→ STATED TASK:
Find the string "selected" in the listing and report every line that has it.

→ RECORDS FOR THE EXERCISE:

____

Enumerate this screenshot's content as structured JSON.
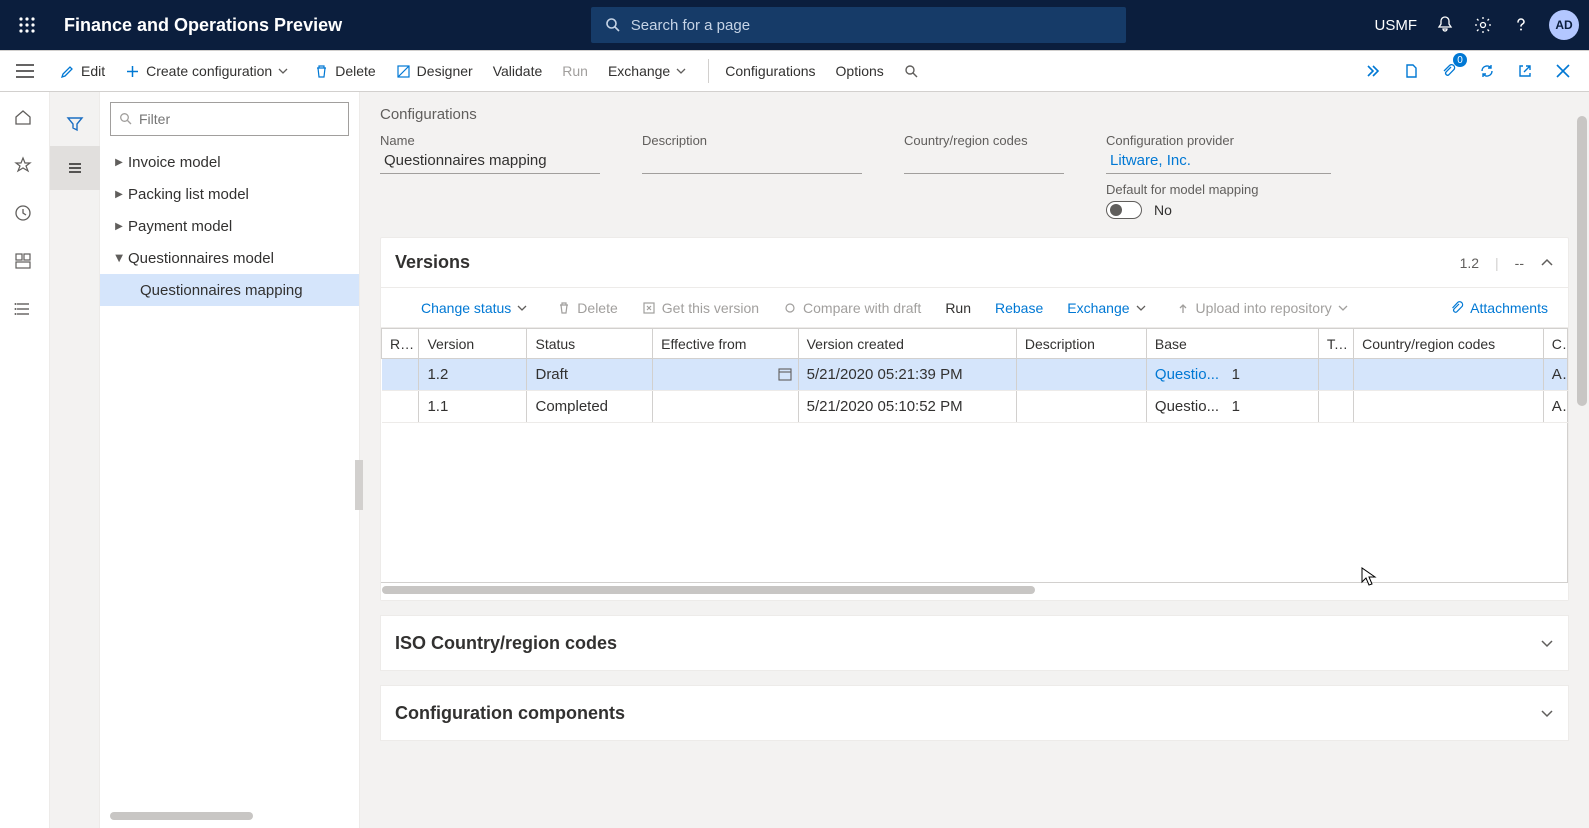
{
  "topnav": {
    "app_title": "Finance and Operations Preview",
    "search_placeholder": "Search for a page",
    "company": "USMF",
    "avatar_initials": "AD"
  },
  "actionbar": {
    "edit": "Edit",
    "create": "Create configuration",
    "delete": "Delete",
    "designer": "Designer",
    "validate": "Validate",
    "run": "Run",
    "exchange": "Exchange",
    "configurations": "Configurations",
    "options": "Options",
    "attachments_count": "0"
  },
  "tree": {
    "filter_placeholder": "Filter",
    "items": [
      {
        "label": "Invoice model",
        "expanded": false
      },
      {
        "label": "Packing list model",
        "expanded": false
      },
      {
        "label": "Payment model",
        "expanded": false
      },
      {
        "label": "Questionnaires model",
        "expanded": true,
        "children": [
          {
            "label": "Questionnaires mapping",
            "selected": true
          }
        ]
      }
    ]
  },
  "page": {
    "crumb": "Configurations",
    "name_label": "Name",
    "name_value": "Questionnaires mapping",
    "description_label": "Description",
    "description_value": "",
    "country_label": "Country/region codes",
    "country_value": "",
    "provider_label": "Configuration provider",
    "provider_value": "Litware, Inc.",
    "default_mapping_label": "Default for model mapping",
    "default_mapping_value": "No"
  },
  "versions": {
    "title": "Versions",
    "summary_version": "1.2",
    "summary_extra": "--",
    "toolbar": {
      "change_status": "Change status",
      "delete": "Delete",
      "get": "Get this version",
      "compare": "Compare with draft",
      "run": "Run",
      "rebase": "Rebase",
      "exchange": "Exchange",
      "upload": "Upload into repository",
      "attachments": "Attachments"
    },
    "columns": {
      "r": "R...",
      "version": "Version",
      "status": "Status",
      "effective": "Effective from",
      "created": "Version created",
      "description": "Description",
      "base": "Base",
      "t": "T...",
      "country": "Country/region codes",
      "cc": "C"
    },
    "rows": [
      {
        "r": "",
        "version": "1.2",
        "status": "Draft",
        "effective": "",
        "created": "5/21/2020 05:21:39 PM",
        "description": "",
        "base": "Questio...",
        "base_n": "1",
        "t": "",
        "country": "",
        "cc": "A",
        "selected": true
      },
      {
        "r": "",
        "version": "1.1",
        "status": "Completed",
        "effective": "",
        "created": "5/21/2020 05:10:52 PM",
        "description": "",
        "base": "Questio...",
        "base_n": "1",
        "t": "",
        "country": "",
        "cc": "A",
        "selected": false
      }
    ]
  },
  "sections": {
    "iso": "ISO Country/region codes",
    "components": "Configuration components"
  }
}
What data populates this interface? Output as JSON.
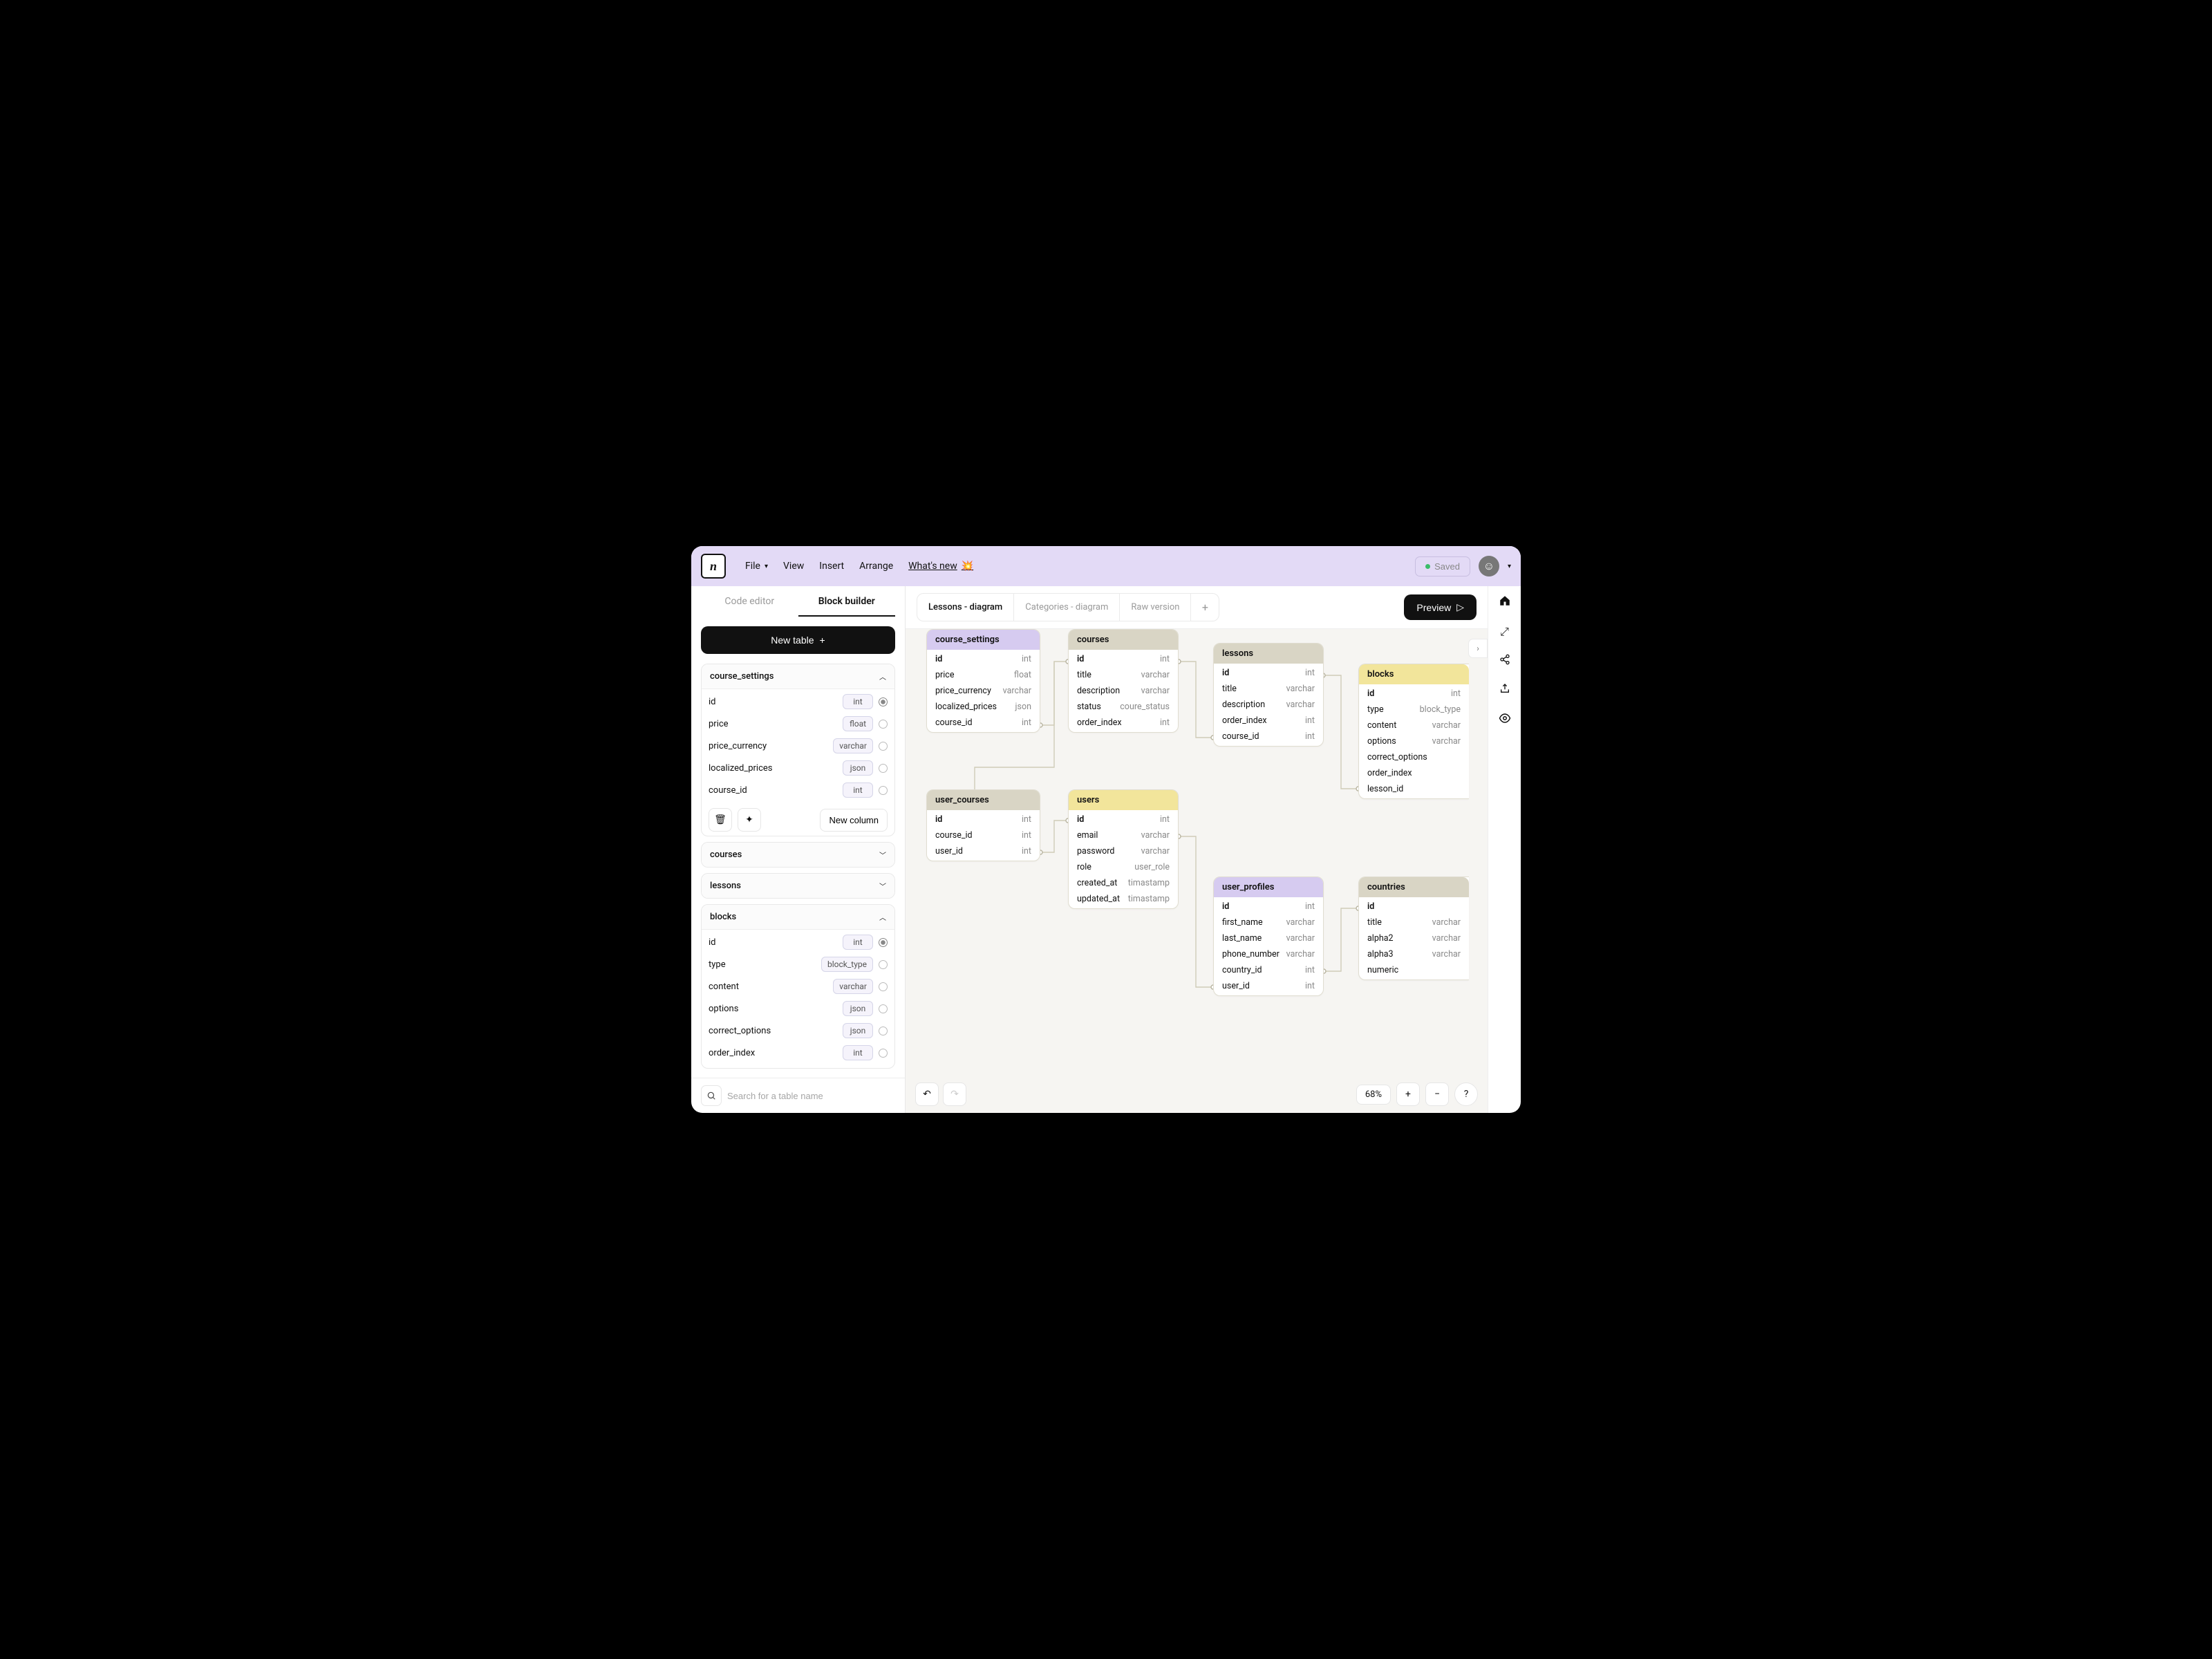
{
  "menu": {
    "file": "File",
    "view": "View",
    "insert": "Insert",
    "arrange": "Arrange",
    "whatsnew": "What's new"
  },
  "saved": "Saved",
  "sidebar": {
    "tabs": {
      "code": "Code editor",
      "block": "Block builder"
    },
    "new_table": "New table",
    "search_placeholder": "Search for a table name",
    "new_column": "New column",
    "accordions": [
      {
        "name": "course_settings",
        "open": true,
        "cols": [
          {
            "n": "id",
            "t": "int",
            "pk": true
          },
          {
            "n": "price",
            "t": "float",
            "pk": false
          },
          {
            "n": "price_currency",
            "t": "varchar",
            "pk": false
          },
          {
            "n": "localized_prices",
            "t": "json",
            "pk": false
          },
          {
            "n": "course_id",
            "t": "int",
            "pk": false
          }
        ]
      },
      {
        "name": "courses",
        "open": false
      },
      {
        "name": "lessons",
        "open": false
      },
      {
        "name": "blocks",
        "open": true,
        "cols": [
          {
            "n": "id",
            "t": "int",
            "pk": true
          },
          {
            "n": "type",
            "t": "block_type",
            "pk": false
          },
          {
            "n": "content",
            "t": "varchar",
            "pk": false
          },
          {
            "n": "options",
            "t": "json",
            "pk": false
          },
          {
            "n": "correct_options",
            "t": "json",
            "pk": false
          },
          {
            "n": "order_index",
            "t": "int",
            "pk": false
          }
        ]
      }
    ]
  },
  "canvas": {
    "tabs": [
      "Lessons - diagram",
      "Categories - diagram",
      "Raw version"
    ],
    "preview": "Preview",
    "zoom": "68%",
    "help": "?",
    "tables": {
      "course_settings": {
        "title": "course_settings",
        "cols": [
          {
            "n": "id",
            "t": "int",
            "pk": true
          },
          {
            "n": "price",
            "t": "float"
          },
          {
            "n": "price_currency",
            "t": "varchar"
          },
          {
            "n": "localized_prices",
            "t": "json"
          },
          {
            "n": "course_id",
            "t": "int"
          }
        ]
      },
      "courses": {
        "title": "courses",
        "cols": [
          {
            "n": "id",
            "t": "int",
            "pk": true
          },
          {
            "n": "title",
            "t": "varchar"
          },
          {
            "n": "description",
            "t": "varchar"
          },
          {
            "n": "status",
            "t": "coure_status"
          },
          {
            "n": "order_index",
            "t": "int"
          }
        ]
      },
      "lessons": {
        "title": "lessons",
        "cols": [
          {
            "n": "id",
            "t": "int",
            "pk": true
          },
          {
            "n": "title",
            "t": "varchar"
          },
          {
            "n": "description",
            "t": "varchar"
          },
          {
            "n": "order_index",
            "t": "int"
          },
          {
            "n": "course_id",
            "t": "int"
          }
        ]
      },
      "blocks": {
        "title": "blocks",
        "cols": [
          {
            "n": "id",
            "t": "int",
            "pk": true
          },
          {
            "n": "type",
            "t": "block_type"
          },
          {
            "n": "content",
            "t": "varchar"
          },
          {
            "n": "options",
            "t": "varchar"
          },
          {
            "n": "correct_options",
            "t": ""
          },
          {
            "n": "order_index",
            "t": ""
          },
          {
            "n": "lesson_id",
            "t": ""
          }
        ]
      },
      "user_courses": {
        "title": "user_courses",
        "cols": [
          {
            "n": "id",
            "t": "int",
            "pk": true
          },
          {
            "n": "course_id",
            "t": "int"
          },
          {
            "n": "user_id",
            "t": "int"
          }
        ]
      },
      "users": {
        "title": "users",
        "cols": [
          {
            "n": "id",
            "t": "int",
            "pk": true
          },
          {
            "n": "email",
            "t": "varchar"
          },
          {
            "n": "password",
            "t": "varchar"
          },
          {
            "n": "role",
            "t": "user_role"
          },
          {
            "n": "created_at",
            "t": "timastamp"
          },
          {
            "n": "updated_at",
            "t": "timastamp"
          }
        ]
      },
      "user_profiles": {
        "title": "user_profiles",
        "cols": [
          {
            "n": "id",
            "t": "int",
            "pk": true
          },
          {
            "n": "first_name",
            "t": "varchar"
          },
          {
            "n": "last_name",
            "t": "varchar"
          },
          {
            "n": "phone_number",
            "t": "varchar"
          },
          {
            "n": "country_id",
            "t": "int"
          },
          {
            "n": "user_id",
            "t": "int"
          }
        ]
      },
      "countries": {
        "title": "countries",
        "cols": [
          {
            "n": "id",
            "t": "",
            "pk": true
          },
          {
            "n": "title",
            "t": "varchar"
          },
          {
            "n": "alpha2",
            "t": "varchar"
          },
          {
            "n": "alpha3",
            "t": "varchar"
          },
          {
            "n": "numeric",
            "t": ""
          }
        ]
      }
    }
  }
}
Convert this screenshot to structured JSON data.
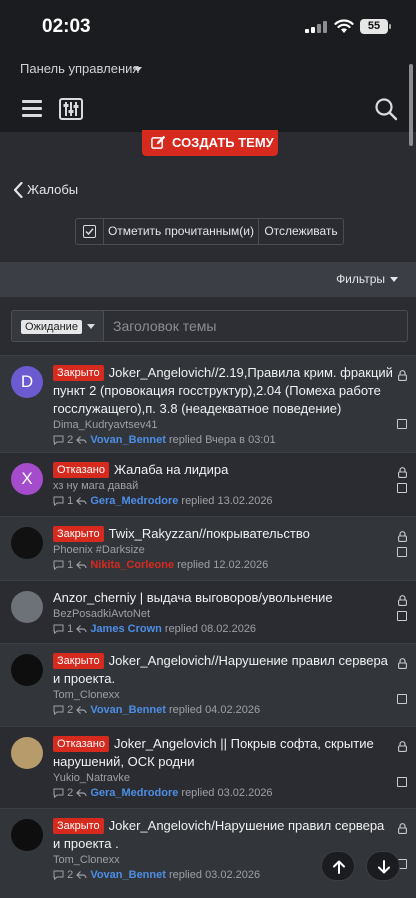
{
  "status": {
    "time": "02:03",
    "battery": "55"
  },
  "control_panel": {
    "label": "Панель управления"
  },
  "nav": {
    "create_label": "СОЗДАТЬ ТЕМУ"
  },
  "breadcrumb": {
    "back_label": "Жалобы"
  },
  "actions": {
    "mark_read": "Отметить прочитанным(и)",
    "follow": "Отслеживать"
  },
  "filters": {
    "label": "Фильтры"
  },
  "title_filter": {
    "prefix": "Ожидание",
    "placeholder": "Заголовок темы"
  },
  "threads": [
    {
      "avatar_letter": "D",
      "avatar_color": "#6c5bd0",
      "status": "Закрыто",
      "title": "Joker_Angelovich//2.19,Правила крим. фракций пункт 2 (провокация госструктур),2.04 (Помеха работе госслужащего),п. 3.8 (неадекватное поведение)",
      "author": "Dima_Kudryavtsev41",
      "replies": "2",
      "last_user": "Vovan_Bennet",
      "replied_text": "replied",
      "date": "Вчера в 03:01"
    },
    {
      "avatar_letter": "X",
      "avatar_color": "#a54ccc",
      "status": "Отказано",
      "title": "Жалаба на лидира",
      "author": "хз ну мага давай",
      "replies": "1",
      "last_user": "Gera_Medrodore",
      "replied_text": "replied",
      "date": "13.02.2026"
    },
    {
      "avatar_letter": "",
      "avatar_color": "#111111",
      "status": "Закрыто",
      "title": "Twix_Rakyzzan//покрывательство",
      "author": "Phoenix #Darksize",
      "replies": "1",
      "last_user": "Nikita_Corleone",
      "replied_text": "replied",
      "date": "12.02.2026"
    },
    {
      "avatar_letter": "",
      "avatar_color": "#6d7178",
      "status": "",
      "title": "Anzor_cherniy | выдача выговоров/увольнение",
      "author": "BezPosadkiAvtoNet",
      "replies": "1",
      "last_user": "James Crown",
      "replied_text": "replied",
      "date": "08.02.2026"
    },
    {
      "avatar_letter": "",
      "avatar_color": "#0e0e0e",
      "status": "Закрыто",
      "title": "Joker_Angelovich//Нарушение правил сервера и проекта.",
      "author": "Tom_Clonexx",
      "replies": "2",
      "last_user": "Vovan_Bennet",
      "replied_text": "replied",
      "date": "04.02.2026"
    },
    {
      "avatar_letter": "",
      "avatar_color": "#b79b6a",
      "status": "Отказано",
      "title": "Joker_Angelovich || Покрыв софта, скрытие нарушений, ОСК родни",
      "author": "Yukio_Natravke",
      "replies": "2",
      "last_user": "Gera_Medrodore",
      "replied_text": "replied",
      "date": "03.02.2026"
    },
    {
      "avatar_letter": "",
      "avatar_color": "#0e0e0e",
      "status": "Закрыто",
      "title": "Joker_Angelovich/Нарушение правил сервера и проекта .",
      "author": "Tom_Clonexx",
      "replies": "2",
      "last_user": "Vovan_Bennet",
      "replied_text": "replied",
      "date": "03.02.2026"
    }
  ],
  "colors": {
    "accent_red": "#d62a1f",
    "link_blue": "#4d8ee6",
    "background": "#2a2c31"
  }
}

____

→ REPLY TO THE EXERCISE:
            "selected": true
        "selected": true
        "selected": false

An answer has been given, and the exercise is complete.